*What the exercise asks*
Copy all of the material below line for line, character for character, and leave out the picture.

__________

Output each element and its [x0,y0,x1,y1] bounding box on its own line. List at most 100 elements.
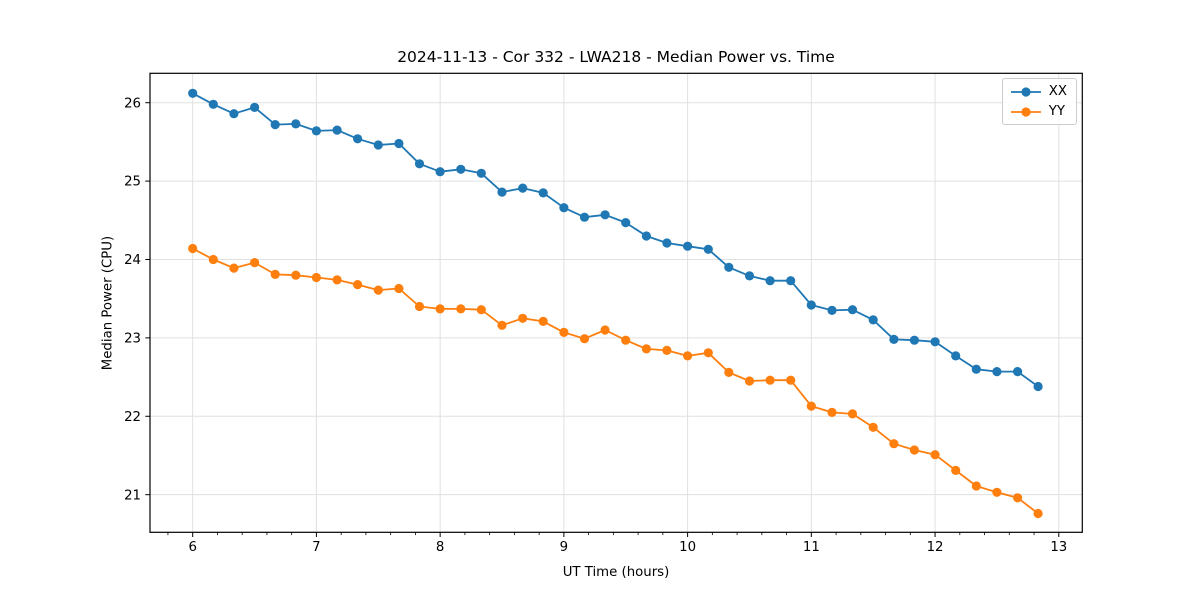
data-point-xx [208,99,218,109]
data-point-xx [641,231,652,241]
data-point-yy [806,401,816,411]
y-tick-label: 23 [124,331,141,346]
data-point-xx [683,241,693,251]
data-point-xx [291,119,301,129]
y-tick-label: 26 [124,96,141,111]
data-point-xx [909,335,920,345]
data-point-yy [518,313,528,323]
data-point-yy [291,270,301,280]
data-point-yy [641,344,652,354]
data-point-xx [971,364,981,374]
y-tick-label: 24 [124,253,141,268]
data-point-yy [353,280,363,290]
legend-item-yy: YY [1010,103,1067,120]
data-point-xx [703,244,713,254]
data-point-xx [847,305,858,315]
data-point-yy [497,320,507,330]
x-tick-label: 7 [312,540,320,555]
data-point-xx [889,334,899,344]
data-point-xx [332,125,342,135]
data-point-xx [250,102,260,112]
data-point-xx [1033,381,1043,392]
data-point-xx [414,159,425,169]
x-tick-label: 11 [803,540,820,555]
data-point-yy [476,305,486,315]
data-point-xx [827,305,837,315]
data-point-xx [579,212,590,222]
data-point-yy [270,269,280,279]
data-point-yy [332,275,342,285]
data-point-xx [270,120,280,130]
data-point-yy [847,409,858,419]
data-point-xx [724,262,734,272]
legend: XX YY [1001,78,1077,125]
data-point-xx [786,276,796,286]
y-axis-label: Median Power (CPU) [100,235,116,371]
x-tick-label: 8 [436,540,444,555]
data-point-yy [786,375,796,385]
data-point-xx [518,183,528,193]
data-point-xx [311,126,321,136]
data-point-yy [538,316,548,326]
data-point-xx [621,218,631,228]
data-point-yy [229,263,239,273]
data-point-yy [208,254,218,265]
line-marker-icon [1010,86,1041,97]
data-point-yy [930,450,940,460]
data-point-xx [373,140,383,150]
data-point-xx [744,271,755,281]
data-point-xx [868,315,878,325]
y-tick-label: 22 [124,410,141,425]
data-point-xx [930,337,940,347]
data-point-yy [559,327,569,337]
data-point-xx [1013,367,1023,377]
data-point-yy [1013,493,1023,503]
data-point-xx [188,88,198,98]
y-tick-label: 21 [124,488,141,503]
data-point-xx [559,203,569,213]
data-point-yy [909,445,920,455]
data-point-xx [600,210,610,220]
data-point-yy [992,487,1002,497]
data-point-xx [951,351,961,361]
data-point-yy [456,304,466,314]
data-point-xx [476,168,486,178]
legend-label-yy: YY [1048,104,1066,119]
data-point-xx [353,134,363,144]
data-point-yy [600,325,610,335]
data-point-yy [951,465,961,475]
data-point-yy [311,272,321,283]
data-point-xx [497,187,507,197]
data-point-yy [971,481,981,491]
data-point-yy [703,348,713,358]
data-point-yy [250,258,260,268]
y-tick-label: 25 [124,175,141,190]
data-point-yy [1033,508,1043,519]
data-point-yy [373,285,383,295]
x-tick-label: 9 [560,540,568,555]
data-point-xx [538,188,548,198]
axes-spines [149,72,1083,533]
x-tick-label: 6 [188,540,196,555]
data-point-yy [889,439,899,449]
chart-title: 2024-11-13 - Cor 332 - LWA218 - Median P… [397,48,835,66]
data-point-yy [414,301,425,312]
data-point-yy [435,304,445,314]
data-point-yy [765,375,775,385]
x-tick-label: 12 [927,540,944,555]
data-point-xx [806,300,816,310]
data-point-xx [456,164,466,174]
legend-item-xx: XX [1010,83,1067,100]
data-point-yy [621,335,631,345]
data-point-xx [394,138,404,149]
data-point-xx [765,276,775,286]
x-tick-label: 13 [1050,540,1067,555]
data-point-xx [229,109,239,119]
x-tick-label: 10 [679,540,696,555]
data-point-yy [394,283,404,294]
data-point-xx [662,238,672,248]
data-point-yy [683,351,693,361]
x-axis-label: UT Time (hours) [562,565,670,580]
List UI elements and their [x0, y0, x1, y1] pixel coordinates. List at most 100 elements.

__________

*Correct result*
Output each element and its [x0,y0,x1,y1] bounding box on its own line. List at most 100 elements.
data-point-xx [208,99,218,109]
data-point-xx [641,231,652,241]
data-point-yy [806,401,816,411]
y-tick-label: 23 [124,331,141,346]
data-point-xx [683,241,693,251]
data-point-xx [291,119,301,129]
y-tick-label: 26 [124,96,141,111]
data-point-xx [909,335,920,345]
data-point-yy [518,313,528,323]
data-point-yy [291,270,301,280]
data-point-yy [641,344,652,354]
data-point-xx [971,364,981,374]
y-tick-label: 24 [124,253,141,268]
data-point-yy [353,280,363,290]
legend-item-yy: YY [1010,103,1067,120]
data-point-xx [703,244,713,254]
data-point-xx [847,305,858,315]
data-point-yy [497,320,507,330]
x-tick-label: 7 [312,540,320,555]
data-point-xx [889,334,899,344]
data-point-xx [332,125,342,135]
data-point-xx [250,102,260,112]
data-point-xx [1033,381,1043,392]
data-point-xx [414,159,425,169]
x-tick-label: 11 [803,540,820,555]
data-point-yy [476,305,486,315]
data-point-xx [827,305,837,315]
data-point-xx [579,212,590,222]
data-point-yy [270,269,280,279]
data-point-yy [332,275,342,285]
data-point-xx [270,120,280,130]
data-point-yy [847,409,858,419]
data-point-xx [724,262,734,272]
legend: XX YY [1001,78,1077,125]
data-point-xx [786,276,796,286]
y-axis-label: Median Power (CPU) [100,235,116,371]
x-tick-label: 8 [436,540,444,555]
data-point-yy [786,375,796,385]
data-point-xx [518,183,528,193]
data-point-xx [311,126,321,136]
data-point-yy [538,316,548,326]
data-point-xx [621,218,631,228]
data-point-yy [229,263,239,273]
data-point-yy [208,254,218,265]
line-marker-icon [1010,86,1041,97]
data-point-yy [930,450,940,460]
data-point-xx [373,140,383,150]
data-point-xx [744,271,755,281]
data-point-xx [868,315,878,325]
y-tick-label: 22 [124,410,141,425]
data-point-xx [930,337,940,347]
data-point-yy [559,327,569,337]
data-point-xx [1013,367,1023,377]
data-point-yy [1013,493,1023,503]
data-point-xx [188,88,198,98]
y-tick-label: 21 [124,488,141,503]
data-point-xx [559,203,569,213]
data-point-yy [909,445,920,455]
data-point-xx [600,210,610,220]
data-point-yy [992,487,1002,497]
data-point-xx [951,351,961,361]
data-point-yy [456,304,466,314]
data-point-xx [476,168,486,178]
legend-label-yy: YY [1048,104,1066,119]
data-point-xx [353,134,363,144]
data-point-yy [600,325,610,335]
data-point-yy [951,465,961,475]
data-point-yy [311,272,321,283]
data-point-xx [497,187,507,197]
data-point-yy [971,481,981,491]
data-point-yy [703,348,713,358]
data-point-yy [250,258,260,268]
y-tick-label: 25 [124,175,141,190]
data-point-yy [1033,508,1043,519]
data-point-yy [373,285,383,295]
x-tick-label: 9 [560,540,568,555]
data-point-xx [538,188,548,198]
axes-spines [149,72,1083,533]
x-tick-label: 6 [188,540,196,555]
data-point-yy [889,439,899,449]
chart-title: 2024-11-13 - Cor 332 - LWA218 - Median P… [397,48,835,66]
data-point-yy [414,301,425,312]
data-point-yy [435,304,445,314]
data-point-yy [765,375,775,385]
x-tick-label: 12 [927,540,944,555]
data-point-xx [806,300,816,310]
data-point-xx [456,164,466,174]
legend-item-xx: XX [1010,83,1067,100]
data-point-yy [621,335,631,345]
data-point-xx [394,138,404,149]
data-point-xx [765,276,775,286]
x-tick-label: 13 [1050,540,1067,555]
data-point-xx [229,109,239,119]
x-tick-label: 10 [679,540,696,555]
data-point-yy [394,283,404,294]
data-point-xx [662,238,672,248]
data-point-yy [683,351,693,361]
x-axis-label: UT Time (hours) [562,565,670,580]
List UI elements and their [x0, y0, x1, y1] pixel coordinates. List at most 100 elements.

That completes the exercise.